> **Excerpts from a figure dataset**
Begin

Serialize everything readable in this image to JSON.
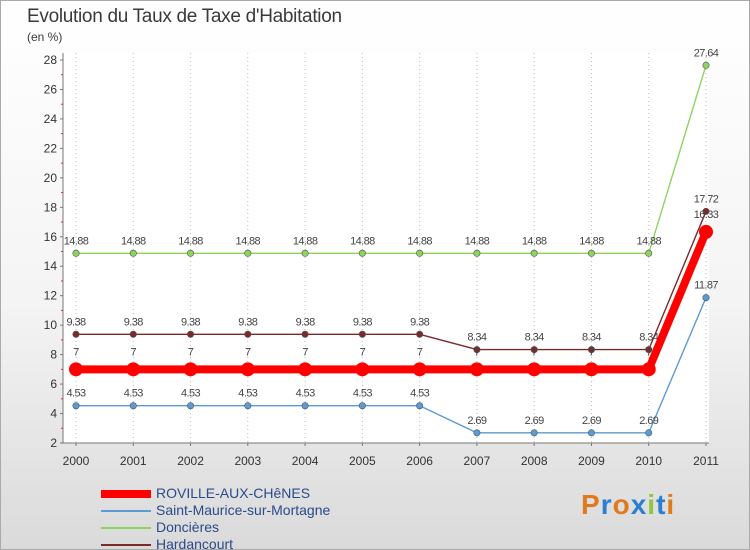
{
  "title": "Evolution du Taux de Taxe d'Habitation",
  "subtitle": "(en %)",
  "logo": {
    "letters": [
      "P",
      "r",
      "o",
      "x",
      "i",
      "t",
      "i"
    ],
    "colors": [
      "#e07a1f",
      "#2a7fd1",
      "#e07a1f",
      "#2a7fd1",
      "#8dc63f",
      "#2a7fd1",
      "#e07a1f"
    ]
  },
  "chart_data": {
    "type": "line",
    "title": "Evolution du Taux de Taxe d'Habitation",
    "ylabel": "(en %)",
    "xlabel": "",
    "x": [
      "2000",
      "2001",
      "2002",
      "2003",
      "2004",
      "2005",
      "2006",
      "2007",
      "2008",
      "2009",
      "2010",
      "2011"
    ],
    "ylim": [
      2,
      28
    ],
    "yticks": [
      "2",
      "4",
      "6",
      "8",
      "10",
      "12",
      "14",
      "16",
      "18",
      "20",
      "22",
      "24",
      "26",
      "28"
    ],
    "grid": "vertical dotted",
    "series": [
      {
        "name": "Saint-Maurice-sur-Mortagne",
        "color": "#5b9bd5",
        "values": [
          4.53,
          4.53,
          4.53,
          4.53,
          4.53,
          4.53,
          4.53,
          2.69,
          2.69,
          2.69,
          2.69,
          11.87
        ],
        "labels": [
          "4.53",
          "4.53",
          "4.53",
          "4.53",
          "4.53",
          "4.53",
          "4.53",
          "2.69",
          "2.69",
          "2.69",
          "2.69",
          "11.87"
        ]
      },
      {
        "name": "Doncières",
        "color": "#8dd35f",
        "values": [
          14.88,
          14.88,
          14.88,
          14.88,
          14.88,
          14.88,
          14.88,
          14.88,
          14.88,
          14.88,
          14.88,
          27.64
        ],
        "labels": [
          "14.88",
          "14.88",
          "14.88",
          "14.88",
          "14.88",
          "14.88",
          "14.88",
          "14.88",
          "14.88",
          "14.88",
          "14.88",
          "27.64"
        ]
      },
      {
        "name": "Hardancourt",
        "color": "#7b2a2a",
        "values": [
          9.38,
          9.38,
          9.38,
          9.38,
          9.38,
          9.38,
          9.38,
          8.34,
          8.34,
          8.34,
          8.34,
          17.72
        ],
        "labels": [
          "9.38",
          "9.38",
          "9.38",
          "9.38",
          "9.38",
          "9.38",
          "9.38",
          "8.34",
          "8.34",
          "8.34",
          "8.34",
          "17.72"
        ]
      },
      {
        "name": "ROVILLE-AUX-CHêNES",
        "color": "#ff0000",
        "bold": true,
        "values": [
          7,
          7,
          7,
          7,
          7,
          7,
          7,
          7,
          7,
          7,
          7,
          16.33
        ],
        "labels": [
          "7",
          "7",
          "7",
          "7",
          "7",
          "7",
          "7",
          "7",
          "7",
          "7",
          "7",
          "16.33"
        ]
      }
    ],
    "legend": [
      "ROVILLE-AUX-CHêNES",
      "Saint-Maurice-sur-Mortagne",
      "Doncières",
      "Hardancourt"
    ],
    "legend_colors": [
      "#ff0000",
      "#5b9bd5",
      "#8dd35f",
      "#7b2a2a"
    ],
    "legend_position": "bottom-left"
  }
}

End

> **The exercise**
Only the number is wanted: how many lines of the material contain the word "Mortagne"?

> **Output below**
2